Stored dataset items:
==================================================

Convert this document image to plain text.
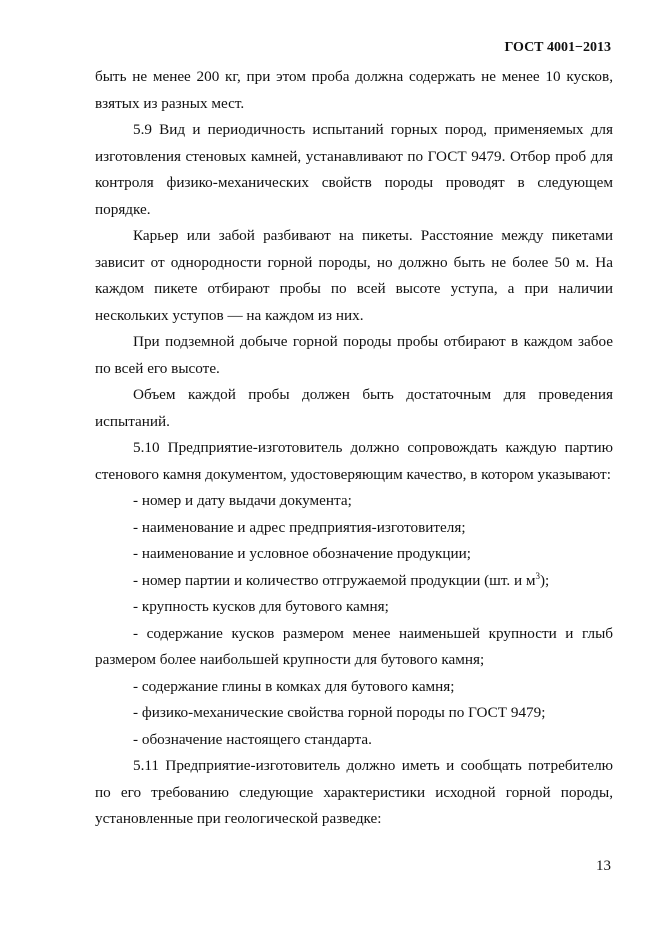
ГОСТ 4001−2013

быть не менее 200 кг, при этом проба должна содержать не менее 10 кусков, взятых из разных мест.

5.9 Вид и периодичность испытаний горных пород, применяемых для изготовления стеновых камней, устанавливают по ГОСТ 9479. Отбор проб для контроля физико-механических свойств породы проводят в следующем порядке.

Карьер или забой разбивают на пикеты. Расстояние между пикетами зависит от однородности горной породы, но должно быть не более 50 м. На каждом пикете отбирают пробы по всей высоте уступа, а при наличии нескольких уступов — на каждом из них.

При подземной добыче горной породы пробы отбирают в каждом забое по всей его высоте.

Объем каждой пробы должен быть достаточным для проведения испытаний.

5.10 Предприятие-изготовитель должно сопровождать каждую партию стенового камня документом, удостоверяющим качество, в котором указывают:

- номер и дату выдачи документа;

- наименование и адрес предприятия-изготовителя;

- наименование и условное обозначение продукции;

- номер партии и количество отгружаемой продукции (шт. и $м^3$);

- крупность кусков для бутового камня;

- содержание кусков размером менее наименьшей крупности и глыб размером более наибольшей крупности для бутового камня;

- содержание глины в комках для бутового камня;

- физико-механические свойства горной породы по ГОСТ 9479;

- обозначение настоящего стандарта.

5.11 Предприятие-изготовитель должно иметь и сообщать потребителю по его требованию следующие характеристики исходной горной породы, установленные при геологической разведке:

13
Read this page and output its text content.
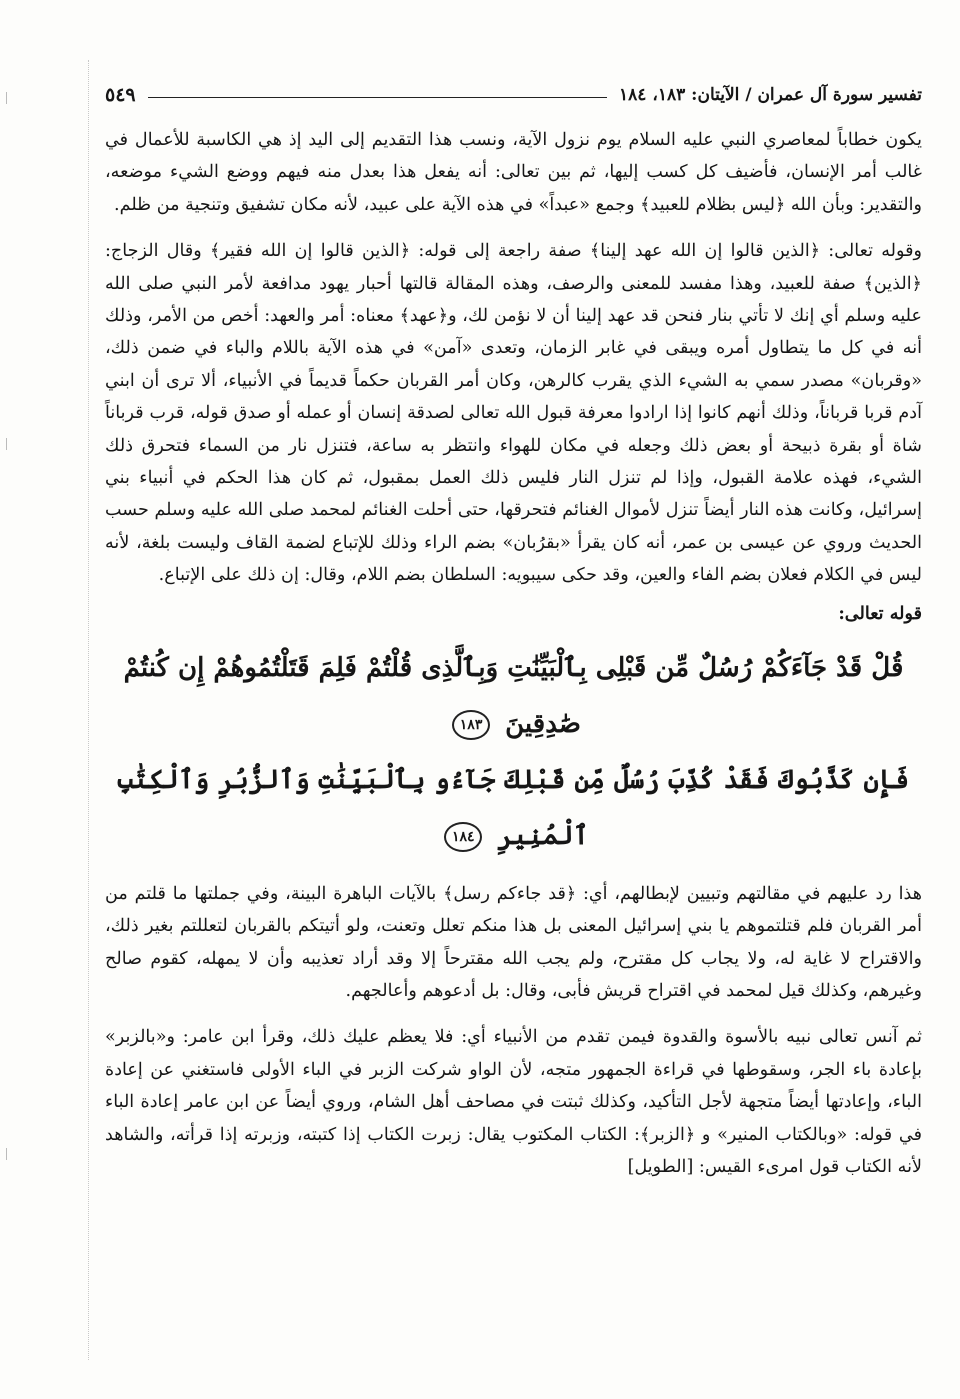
تفسير سورة آل عمران / الآيتان: ١٨٣، ١٨٤
٥٤٩

يكون خطاباً لمعاصري النبي عليه السلام يوم نزول الآية، ونسب هذا التقديم إلى اليد إذ هي الكاسبة للأعمال في غالب أمر الإنسان، فأضيف كل كسب إليها، ثم بين تعالى: أنه يفعل هذا بعدل منه فيهم ووضع الشيء موضعه، والتقدير: وبأن الله ﴿ليس بظلام للعبيد﴾ وجمع «عبداً» في هذه الآية على عبيد، لأنه مكان تشفيق وتنجية من ظلم.

وقوله تعالى: ﴿الذين قالوا إن الله عهد إلينا﴾ صفة راجعة إلى قوله: ﴿الذين قالوا إن الله فقير﴾ وقال الزجاج: ﴿الذين﴾ صفة للعبيد، وهذا مفسد للمعنى والرصف، وهذه المقالة قالتها أحبار يهود مدافعة لأمر النبي صلى الله عليه وسلم أي إنك لا تأتي بنار فنحن قد عهد إلينا أن لا نؤمن لك، و﴿عهد﴾ معناه: أمر والعهد: أخص من الأمر، وذلك أنه في كل ما يتطاول أمره ويبقى في غابر الزمان، وتعدى «آمن» في هذه الآية باللام والباء في ضمن ذلك، «وقربان» مصدر سمي به الشيء الذي يقرب كالرهن، وكان أمر القربان حكماً قديماً في الأنبياء، ألا ترى أن ابني آدم قربا قرباناً، وذلك أنهم كانوا إذا ارادوا معرفة قبول الله تعالى لصدقة إنسان أو عمله أو صدق قوله، قرب قرباناً شاة أو بقرة ذبيحة أو بعض ذلك وجعله في مكان للهواء وانتظر به ساعة، فتنزل نار من السماء فتحرق ذلك الشيء، فهذه علامة القبول، وإذا لم تنزل النار فليس ذلك العمل بمقبول، ثم كان هذا الحكم في أنبياء بني إسرائيل، وكانت هذه النار أيضاً تنزل لأموال الغنائم فتحرقها، حتى أحلت الغنائم لمحمد صلى الله عليه وسلم حسب الحديث وروي عن عيسى بن عمر، أنه كان يقرأ «بقرُبان» بضم الراء وذلك للإتباع لضمة القاف وليست بلغة، لأنه ليس في الكلام فعلان بضم الفاء والعين، وقد حكى سيبويه: السلطان بضم اللام، وقال: إن ذلك على الإتباع.

قوله تعالى:

قُلْ قَدْ جَآءَكُمْ رُسُلٌ مِّن قَبْلِى بِٱلْبَيِّنَٰتِ وَبِٱلَّذِى قُلْتُمْ فَلِمَ قَتَلْتُمُوهُمْ إِن كُنتُمْ صَٰدِقِينَ ١٨٣
فَإِن كَذَّبُوكَ فَقَدْ كُذِّبَ رُسُلٌ مِّن قَبْلِكَ جَآءُو بِٱلْبَيِّنَٰتِ وَٱلزُّبُرِ وَٱلْكِتَٰبِ ٱلْمُنِيرِ ١٨٤

هذا رد عليهم في مقالتهم وتبيين لإبطالهم، أي: ﴿قد جاءكم رسل﴾ بالآيات الباهرة البينة، وفي جملتها ما قلتم من أمر القربان فلم قتلتموهم يا بني إسرائيل المعنى بل هذا منكم تعلل وتعنت، ولو أتيتكم بالقربان لتعللتم بغير ذلك، والاقتراح لا غاية له، ولا يجاب كل مقترح، ولم يجب الله مقترحاً إلا وقد أراد تعذيبه وأن لا يمهله، كقوم صالح وغيرهم، وكذلك قيل لمحمد في اقتراح قريش فأبى، وقال: بل أدعوهم وأعالجهم.

ثم آنس تعالى نبيه بالأسوة والقدوة فيمن تقدم من الأنبياء أي: فلا يعظم عليك ذلك، وقرأ ابن عامر: و«بالزبر» بإعادة باء الجر، وسقوطها في قراءة الجمهور متجه، لأن الواو شركت الزبر في الباء الأولى فاستغني عن إعادة الباء، وإعادتها أيضاً متجهة لأجل التأكيد، وكذلك ثبتت في مصاحف أهل الشام، وروي أيضاً عن ابن عامر إعادة الباء في قوله: «وبالكتاب المنير» و ﴿الزبر﴾: الكتاب المكتوب يقال: زبرت الكتاب إذا كتبته، وزبرته إذا قرأته، والشاهد لأنه الكتاب قول امرىء القيس: [الطويل]
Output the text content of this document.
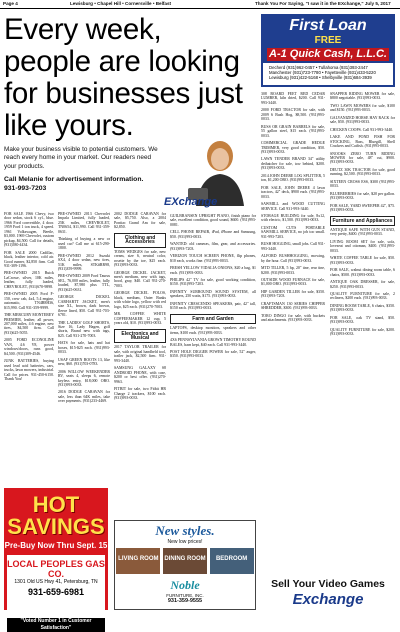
Page 4	Lewisburg • Chapel Hill • Cornersville • Belfast	Thank You For Saying, "I saw it in the EXchange," July 5, 2017
Every week, people are looking for businesses just like yours.

Make your business visible to potential customers. We reach every home in your market. Our readers need your products.

Call Melanie for advertisement information.
931-993-7203
EXchange
FOR SALE 1966 Chevy, two door sedan, stock 6 cyl., blue. 1966 Ford convertible, 4 door. 1959 Ford 1 ton truck, 4 speed. 1961 Volkswagen, Beetle, $3,000. 1969 Chevrolet, custom pickup, $4,500. Call for details, (931)580-4434.
FOR SALE 2000 Cadillac, black, leather interior, cold air. Good runner, $2,850 firm. Call 931-309-1196.
PRE-OWNED 2015 Buick LaCrosse, silver, 10K miles, leather, fully loaded, CHEVROLET, (931)670-9898.
PRE-OWNED 2005 Ford F-150, crew cab, 4x4, 5.4 engine, automatic, TN4B8H36, $15,990. Call 931-359-9999.
THE MERCURY MONTEREY PREMIER, leather, all power, 207,000 miles, 4.6 engine, new tires, $4,500 firm. Call (931)625-5055.
2005 FORD ECONOLINE VAN, 4.6 V8, power windows/doors, runs good, $4,500. (931)309-4546.
JUNK BATTERIES, buying used lead acid batteries, cars, trucks, lawn mowers, industrial. Call for prices. 931-450-6150. Thank You!
PRE-OWNED 2013 Chevrolet Impala Limited, fully loaded, 25K miles, CHEVROLET, TN0654, $11,990. Call 931-359-0631.
Thinking of buying a new or used car? Call me at 615-290-1800.
PRE-OWNED 2012 Suzuki SX4, 4 door sedan, new tires, 51K miles, STK#RR98, (931)359-9999.
PRE-OWNED 2009 Ford Taurus SEL, 76,000 miles, leather, fully loaded, $7,980 plus TTL, (931)625-0631.
GEORGE DICKEL CARHARTT JACKET, men's size XL, brown, dark brown, fleece lined, $50. Call 931-703-6781.
THE LADIES' GOLF SHORTS, Size 16, Lady Hagen, golf shorts, Brand new with tags, $25. Call 931-270-7003.
HATS for sale, hats and hat boxes, $15-$25 each. (931)993-0033.
USAF GREEN BOOTS 13, like new, $60. (931)703-0783.
2006 WILLOW WEEKENDER RV, seats 4, sleeps 6, remote keyless entry, $18,000 OBO. (931)993-0033.
2016 DODGE CARAVAN for sale, less than 64K miles, take over payments. (931)233-4469.
2002 DODGE CARAVAN for sale, $5,750. Also, a 2004 Pontiac Grand Am for sale, $2,850.
Clothing and Accessories
TOMS WEDGES for sale, new cream, size 6, neutral color, rosette by the toe, $25 each. (931)993-0033.
GEORGE DICKEL JACKET, men's medium, new with tags, hood, gray, $40. Call 931-270-7003.
GEORGE DICKEL POLOS, black, medium, Outer Banks with white logo, yellow with red logo, $25 each. (931)270-7003.
MR. COFFEE WHITE COFFEEMAKER 12 cup, 5 years old, $10. (931)993-0033.
Electronics and Musical
2017 TAYLOR TRAILER for sale, with original handheld tool, trailer jack, $2,500 firm. 931-993-3440.
SAMSUNG GALAXY S8 ANDROID PHONE, with case, $200 or best offer. (931)270-9963.
FITBIT for sale, two Fitbit HR Charge 2 trackers, $100 each. (931)993-0033.
GUILBRANSEN UPRIGHT PIANO, finish piano for sale, excellent condition, good sound, $600. (931)993-0081.
CELL PHONE REPAIR, iPad, iPhone and Samsung, $50. (931)993-0033.
WANTED: old cameras, film, gear, and accessories. (931)993-7203.
VERIZON TOUCH SCREEN PHONE, flip phones, $10 each, works fine. (931)993-0033.
FRESH YELLOW VIDALIA ONIONS, $20 a bag, $1 each. (931)993-0033.
PHILIPS 42" TV for sale, good working condition, $150. (931)993-7203.
INFINITY SURROUND SOUND SYSTEM, all speakers, 250 watts, $175. (931)993-0033.
INFINITY CRESCENDO SPEAKERS, pair, 42" tall, $150 each. (931)993-0033.
Farm and Garden
LAPTOPS, desktop monitors, speakers and other items, $100 each. (931)993-0033.
4X6 PENNSYLVANIA GROWN TIMOTHY ROUND BALES, barn kept, $40 each. Call 931-993-3440.
POST HOLE DIGGER POWER for sale, 52" auger, $350. (931)993-0033.
HOT SAVINGS
Pre-Buy Now Thru Sept. 15
LOCAL PEOPLES GAS CO.
1301 Old US Hwy 41, Petersburg, TN
931-659-6981
"Voted Number 1 in Customer Satisfaction"
New styles.
New low prices!
LIVING ROOM DINING ROOM	BEDROOM
Noble
FURNITURE, INC.
931-359-9555
First Loan
FREE
A-1 Quick Cash, L.L.C.
Decherd (931)962-0457 • Tullahoma (931)393-2447
Manchester (931)723-7780 • Fayetteville (931)433-5220
Lewisburg (931)422-5168 • Shelbyville (931)684-3939
308 BOARD FEET RED CEDAR LUMBER, kiln dried, $200. Call 931-993-3440.
2000 FORD TRACTOR for sale, with 2009 6 Bush Hog, $8,500. (931)993-0033.
BUSS OR GRAIN BARRELS for sale, 55 gallon steel, $15 each. (931)993-0033.
COMMERCIAL GRADE HEDGE TRIMMER, very good condition, $50. (931)993-0033.
LAWN TENDER BRAND 34" utility dethatcher for sale, tow behind, $200. (931)993-0033.
2014 JOHN DEERE LOG SPLITTER, 5 ton, $1,200 OBO. (931)993-0033.
FOR SALE, JOHN DEERE 4 lawn tractors, 42" deck, $900 each. (931)993-0033.
SAWMILL and WOOD CUTTING SERVICE. Call 931-993-3440.
STORAGE BUILDING for sale, 8x12, with electric, $1,500. (931)993-0033.
CUSTOM CUTS PORTABLE SAWMILL SERVICE, no job too small. 931-993-7203.
BUSH HOGGING, small jobs. Call 931-993-3440.
ALFORD BUSHHOGGING, mowing, by the hour. Call (931)993-0033.
MTD TILLER, 5 hp, 20" tine, rear tine, $200. (931)993-0033.
OUTSIDE WOOD FURNACE for sale, $1,000 OBO. (931)993-0033.
HIP GARDEN TILLER for sale, $350. (931)993-7203.
CRAFTSMAN 130 SERIES CHIPPER SHREDDER, $300. (931)993-0033.
TORO DINGO for sale, with buckets and attachments. (931)993-0033.
SNAPPER RIDING MOWER for sale, $800 negotiable. (931)993-0033.
TWO LAWN MOWERS for sale, $100 and $150. (931)993-0033.
GALVANIZED HORSE HAY RACK for sale, $50. (931)993-0033.
CHICKEN COOPS. Call 931-993-3440.
LAKE AND POND FISH FOR STOCKING, Bass, Bluegill, Shell Crackers and Catfish. (931)993-0033.
SNOOKS ZERO TURN RIDING MOWER for sale, 48" cut, $900. (931)993-0033.
DEUTZ 30K TRACTOR for sale, good running, $2,500. (931)993-0033.
SIXTEEN CROSS ESS, $300 (931)993-0033.
BLUEBERRIES for sale, $20 per gallon. (931)993-0033.
FOR SALE, YARD SWEEPER 42", $75. (931)993-0033.
Furniture and Appliances
ANTIQUE SAFE WITH GUN STAND, very pretty, $400. (931)993-0033.
LIVING ROOM SET for sale, sofa, loveseat and ottoman, $400. (931)993-0033.
WHITE COFFEE TABLE for sale, $50. (931)993-0033.
FOR SALE, walnut dining room table, 6 chairs, $500. (931)993-0033.
ANTIQUE OAK DRESSER, for sale, $250. (931)993-0033.
QUALITY FURNITURE for sale, 2 recliners, $200 each. (931)993-0033.
DINING ROOM TABLE, 6 chairs, $350. (931)993-0033.
FOR SALE, oak TV stand, $50. (931)993-0033.
QUALITY FURNITURE for sale, $200. (931)993-0033.
Sell Your Video Games
Exchange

==================================================

- [Aim of the task] Copy out every line of the listing that contains the string "изготовитель".

- [Final result]
5.10 Предприятие-изготовитель должно сопровождать каждую партию стенового камня документом, удостоверяющим качество, в котором указывают:
5.11 Предприятие-изготовитель должно иметь и сообщать потребителю по его требованию следующие характеристики исходной горной породы, установленные при геологической разведке:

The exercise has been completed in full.